*STATED GOAL*
Give only one thing: the number of lines that include the word "Never".

*INPUT*
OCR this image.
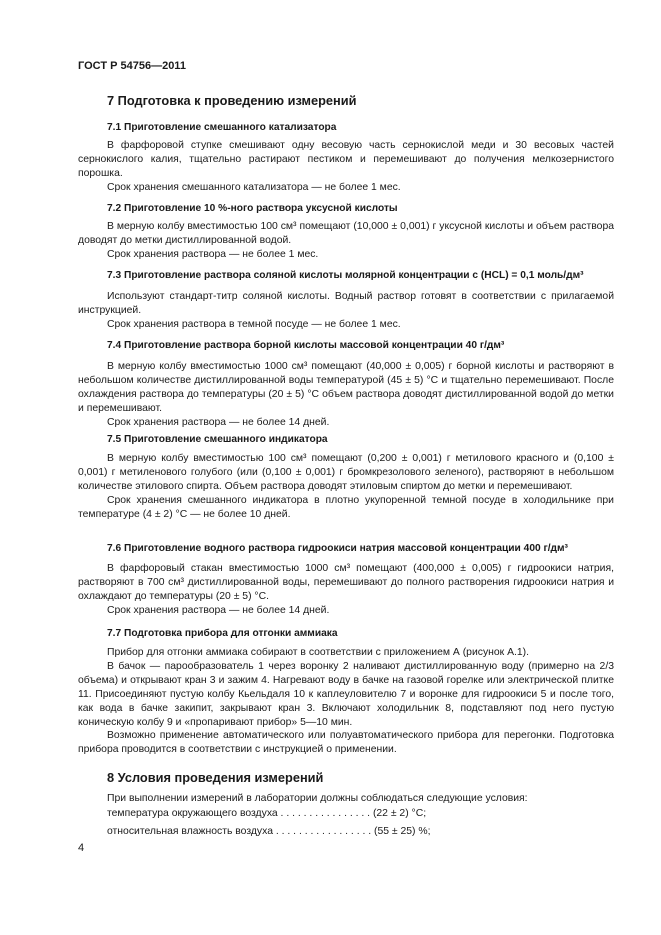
ГОСТ Р 54756—2011
7 Подготовка к проведению измерений
7.1 Приготовление смешанного катализатора

В фарфоровой ступке смешивают одну весовую часть сернокислой меди и 30 весовых частей сернокислого калия, тщательно растирают пестиком и перемешивают до получения мелкозернистого порошка.

Срок хранения смешанного катализатора — не более 1 мес.

7.2 Приготовление 10 %-ного раствора уксусной кислоты

В мерную колбу вместимостью 100 см³ помещают (10,000 ± 0,001) г уксусной кислоты и объем раствора доводят до метки дистиллированной водой.

Срок хранения раствора — не более 1 мес.

7.3 Приготовление раствора соляной кислоты молярной концентрации c (HCL) = 0,1 моль/дм³

Используют стандарт-титр соляной кислоты. Водный раствор готовят в соответствии с прилагаемой инструкцией.

Срок хранения раствора в темной посуде — не более 1 мес.

7.4 Приготовление раствора борной кислоты массовой концентрации 40 г/дм³

В мерную колбу вместимостью 1000 см³ помещают (40,000 ± 0,005) г борной кислоты и растворяют в небольшом количестве дистиллированной воды температурой (45 ± 5) °С и тщательно перемешивают. После охлаждения раствора до температуры (20 ± 5) °С объем раствора доводят дистиллированной водой до метки и перемешивают.

Срок хранения раствора — не более 14 дней.

7.5 Приготовление смешанного индикатора

В мерную колбу вместимостью 100 см³ помещают (0,200 ± 0,001) г метилового красного и (0,100 ± 0,001) г метиленового голубого (или (0,100 ± 0,001) г бромкрезолового зеленого), растворяют в небольшом количестве этилового спирта. Объем раствора доводят этиловым спиртом до метки и перемешивают.

Срок хранения смешанного индикатора в плотно укупоренной темной посуде в холодильнике при температуре (4 ± 2) °С — не более 10 дней.

7.6 Приготовление водного раствора гидроокиси натрия массовой концентрации 400 г/дм³

В фарфоровый стакан вместимостью 1000 см³ помещают (400,000 ± 0,005) г гидроокиси натрия, растворяют в 700 см³ дистиллированной воды, перемешивают до полного растворения гидроокиси натрия и охлаждают до температуры (20 ± 5) °С.

Срок хранения раствора — не более 14 дней.

7.7 Подготовка прибора для отгонки аммиака

Прибор для отгонки аммиака собирают в соответствии с приложением А (рисунок А.1).

В бачок — парообразователь 1 через воронку 2 наливают дистиллированную воду (примерно на 2/3 объема) и открывают кран 3 и зажим 4. Нагревают воду в бачке на газовой горелке или электрической плитке 11. Присоединяют пустую колбу Кьельдаля 10 к каплеуловителю 7 и воронке для гидроокиси 5 и после того, как вода в бачке закипит, закрывают кран 3. Включают холодильник 8, подставляют под него пустую коническую колбу 9 и «пропаривают прибор» 5—10 мин.

Возможно применение автоматического или полуавтоматического прибора для перегонки. Подготовка прибора проводится в соответствии с инструкцией о применении.

8 Условия проведения измерений
При выполнении измерений в лаборатории должны соблюдаться следующие условия:
температура окружающего воздуха . . . . . . . . . . . . . . . . (22 ± 2) °С;
относительная влажность воздуха . . . . . . . . . . . . . . . . . (55 ± 25) %;
4
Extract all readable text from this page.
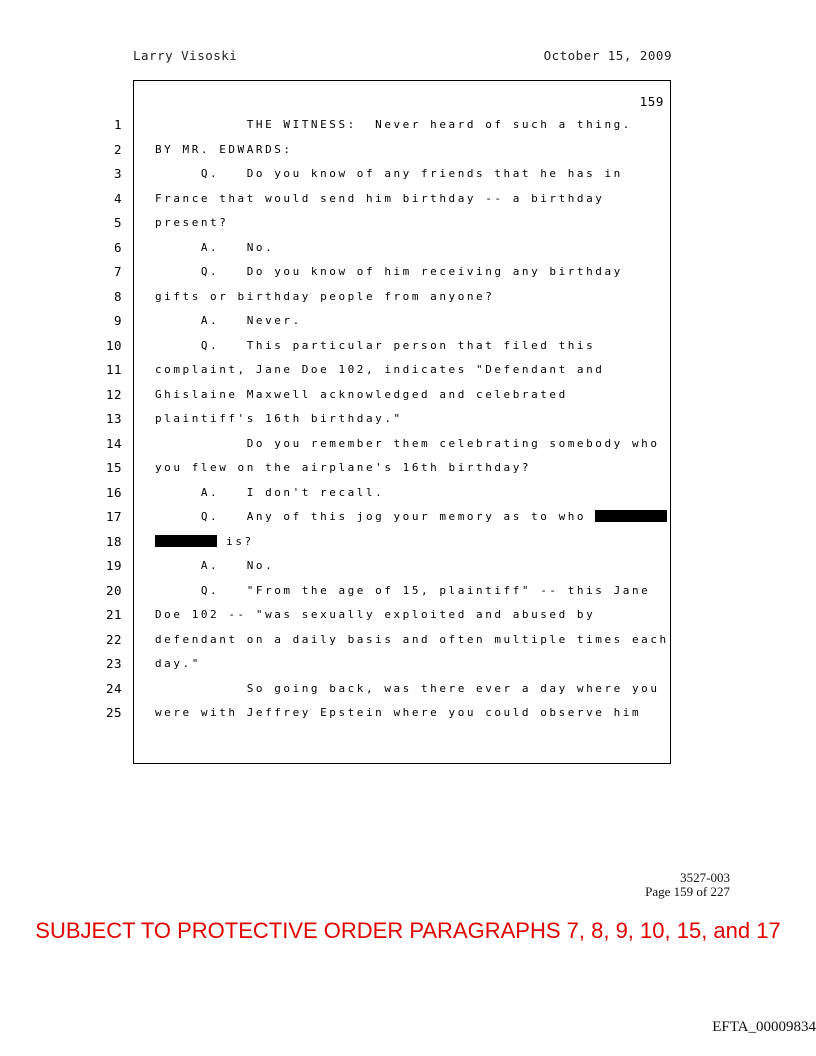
Larry Visoski	October 15, 2009
159
1	THE WITNESS:  Never heard of such a thing.
2	BY MR. EDWARDS:
3	Q.   Do you know of any friends that he has in
4	France that would send him birthday -- a birthday
5	present?
6	A.   No.
7	Q.   Do you know of him receiving any birthday
8	gifts or birthday people from anyone?
9	A.   Never.
10	Q.   This particular person that filed this
11	complaint, Jane Doe 102, indicates "Defendant and
12	Ghislaine Maxwell acknowledged and celebrated
13	plaintiff's 16th birthday."
14	Do you remember them celebrating somebody who
15	you flew on the airplane's 16th birthday?
16	A.   I don't recall.
17	Q.   Any of this jog your memory as to who
18	is?
19	A.   No.
20	Q.   "From the age of 15, plaintiff" -- this Jane
21	Doe 102 -- "was sexually exploited and abused by
22	defendant on a daily basis and often multiple times each
23	day."
24	So going back, was there ever a day where you
25	were with Jeffrey Epstein where you could observe him
3527-003
Page 159 of 227
SUBJECT TO PROTECTIVE ORDER PARAGRAPHS 7, 8, 9, 10, 15, and 17
EFTA_00009834
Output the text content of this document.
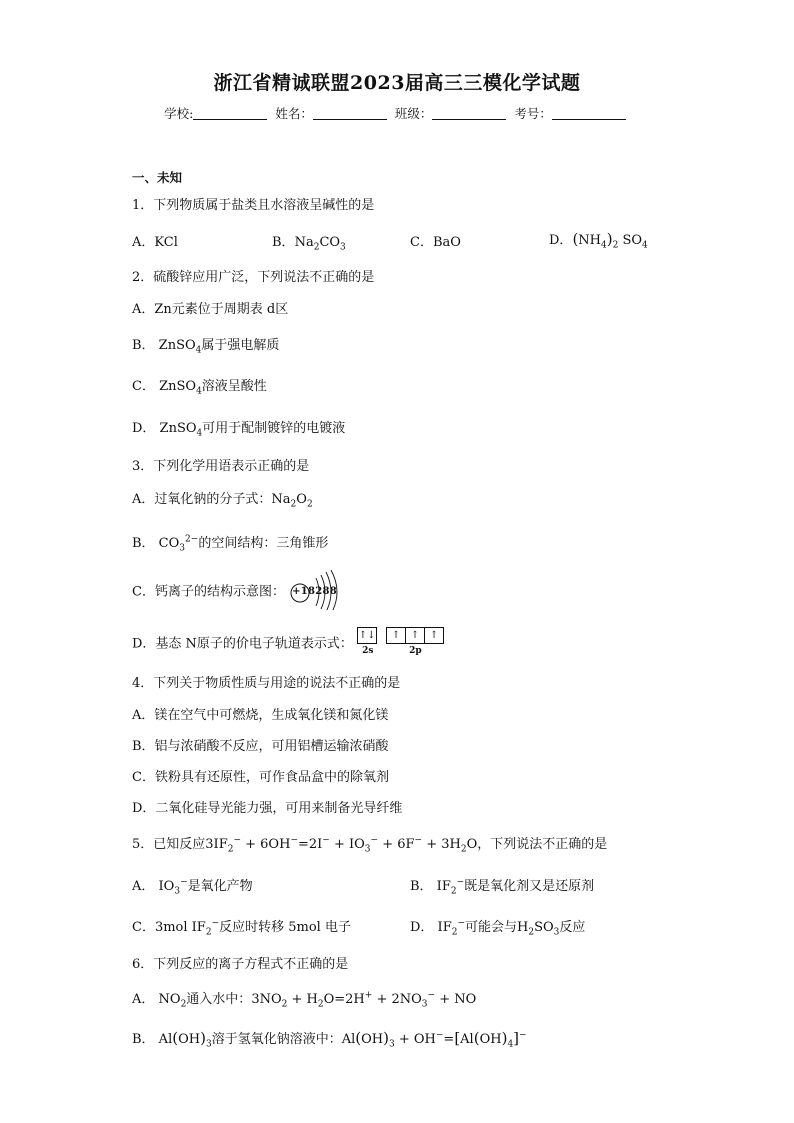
浙江省精诚联盟2023届高三三模化学试题
学校:	姓名：	班级：	考号：
一、未知
1．下列物质属于盐类且水溶液呈碱性的是
A．KCl	B．$Na_2CO_3$	C．BaO	D．$(NH_4)_2$ $SO_4$
2．硫酸锌应用广泛，下列说法不正确的是
A．Zn元素位于周期表 d区
B． ZnSO$_4$属于强电解质
C． ZnSO$_4$溶液呈酸性
D． ZnSO$_4$可用于配制镀锌的电镀液
3．下列化学用语表示正确的是
A．过氧化钠的分子式：$Na_2O_2$
B． $CO_3^{2-}$的空间结构：三角锥形
C．钙离子的结构示意图： +18288
D．基态 N原子的价电子轨道表示式：
↑↓	↑	↑	↑
2s	2p
4．下列关于物质性质与用途的说法不正确的是
A．镁在空气中可燃烧，生成氧化镁和氮化镁
B．铝与浓硝酸不反应，可用铝槽运输浓硝酸
C．铁粉具有还原性，可作食品盒中的除氧剂
D．二氧化硅导光能力强，可用来制备光导纤维
5．已知反应$3IF_2^- + 6OH^-=2I^- + IO_3^- + 6F^- + 3H_2O$，下列说法不正确的是
A． $IO_3^-$是氧化产物	B． $IF_2^-$既是氧化剂又是还原剂
C．3mol $IF_2^-$反应时转移 5mol 电子	D． $IF_2^-$可能会与$H_2SO_3$反应
6．下列反应的离子方程式不正确的是
A． $NO_2$通入水中：$3NO_2 + H_2O=2H^+ + 2NO_3^-$ + NO
B． $Al(OH)_3$溶于氢氧化钠溶液中：$Al(OH)_3 + OH^-=[Al(OH)_4]^-$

*FINAL RESULT*
2